Instructions for the task = Find each line with the string "accent" and report it.

Source material =

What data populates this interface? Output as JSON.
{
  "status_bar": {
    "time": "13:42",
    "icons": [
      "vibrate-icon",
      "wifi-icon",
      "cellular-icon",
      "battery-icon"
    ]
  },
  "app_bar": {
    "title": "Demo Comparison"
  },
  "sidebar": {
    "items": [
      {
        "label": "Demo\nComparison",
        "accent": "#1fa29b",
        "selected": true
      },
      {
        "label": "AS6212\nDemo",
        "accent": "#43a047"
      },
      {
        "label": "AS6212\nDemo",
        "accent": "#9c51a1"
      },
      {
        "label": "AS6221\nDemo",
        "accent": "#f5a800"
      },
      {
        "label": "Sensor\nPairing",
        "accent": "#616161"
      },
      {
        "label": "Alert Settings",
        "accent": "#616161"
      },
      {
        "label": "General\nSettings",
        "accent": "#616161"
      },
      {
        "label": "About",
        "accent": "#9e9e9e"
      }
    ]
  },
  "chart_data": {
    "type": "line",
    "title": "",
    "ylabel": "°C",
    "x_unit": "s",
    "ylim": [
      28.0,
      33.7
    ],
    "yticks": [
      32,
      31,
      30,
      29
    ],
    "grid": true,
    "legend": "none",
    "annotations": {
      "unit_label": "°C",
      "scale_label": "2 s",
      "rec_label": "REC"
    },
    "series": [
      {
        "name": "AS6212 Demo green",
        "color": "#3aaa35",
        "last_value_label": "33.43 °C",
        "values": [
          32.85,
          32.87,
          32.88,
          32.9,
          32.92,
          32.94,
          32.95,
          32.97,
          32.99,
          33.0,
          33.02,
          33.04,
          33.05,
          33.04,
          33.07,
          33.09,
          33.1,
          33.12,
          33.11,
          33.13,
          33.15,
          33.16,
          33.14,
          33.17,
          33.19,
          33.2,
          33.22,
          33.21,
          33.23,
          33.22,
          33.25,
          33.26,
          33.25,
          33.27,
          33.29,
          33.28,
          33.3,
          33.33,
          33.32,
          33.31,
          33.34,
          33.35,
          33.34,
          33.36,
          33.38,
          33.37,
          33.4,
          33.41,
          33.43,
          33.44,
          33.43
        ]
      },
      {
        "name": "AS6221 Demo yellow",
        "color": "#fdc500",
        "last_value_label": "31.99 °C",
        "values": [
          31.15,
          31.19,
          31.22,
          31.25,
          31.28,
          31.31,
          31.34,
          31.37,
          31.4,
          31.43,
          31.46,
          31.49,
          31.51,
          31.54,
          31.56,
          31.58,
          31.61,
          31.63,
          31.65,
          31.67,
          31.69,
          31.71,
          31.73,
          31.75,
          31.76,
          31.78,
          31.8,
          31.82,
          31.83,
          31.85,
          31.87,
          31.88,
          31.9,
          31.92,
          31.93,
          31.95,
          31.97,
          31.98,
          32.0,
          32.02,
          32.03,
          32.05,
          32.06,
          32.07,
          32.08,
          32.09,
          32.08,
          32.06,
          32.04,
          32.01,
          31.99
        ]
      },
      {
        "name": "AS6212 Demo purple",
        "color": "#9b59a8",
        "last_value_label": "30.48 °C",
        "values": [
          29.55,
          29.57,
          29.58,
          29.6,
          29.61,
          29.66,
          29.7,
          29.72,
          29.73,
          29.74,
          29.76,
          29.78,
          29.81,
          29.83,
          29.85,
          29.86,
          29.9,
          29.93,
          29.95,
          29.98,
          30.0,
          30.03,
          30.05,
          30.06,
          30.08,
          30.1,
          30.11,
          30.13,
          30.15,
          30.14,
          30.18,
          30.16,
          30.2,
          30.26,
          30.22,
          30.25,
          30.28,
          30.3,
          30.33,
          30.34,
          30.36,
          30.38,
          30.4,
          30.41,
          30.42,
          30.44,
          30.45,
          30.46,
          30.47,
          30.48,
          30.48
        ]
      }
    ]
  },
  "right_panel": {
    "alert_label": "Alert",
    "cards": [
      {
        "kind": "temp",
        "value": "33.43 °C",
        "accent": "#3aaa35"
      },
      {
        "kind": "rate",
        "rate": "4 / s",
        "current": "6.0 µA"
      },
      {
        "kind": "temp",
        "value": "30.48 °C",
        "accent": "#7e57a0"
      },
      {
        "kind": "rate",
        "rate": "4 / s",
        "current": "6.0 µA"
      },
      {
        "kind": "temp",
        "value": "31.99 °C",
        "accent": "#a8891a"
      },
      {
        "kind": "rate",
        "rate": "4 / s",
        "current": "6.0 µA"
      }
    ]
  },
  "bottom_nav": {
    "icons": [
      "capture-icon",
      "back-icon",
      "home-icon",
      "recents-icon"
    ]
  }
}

Result for this task =
        "accent": "#1fa29b",
        "accent": "#43a047"
        "accent": "#9c51a1"
        "accent": "#f5a800"
        "accent": "#616161"
        "accent": "#616161"
        "accent": "#616161"
        "accent": "#9e9e9e"
        "accent": "#3aaa35"
        "accent": "#7e57a0"
        "accent": "#a8891a"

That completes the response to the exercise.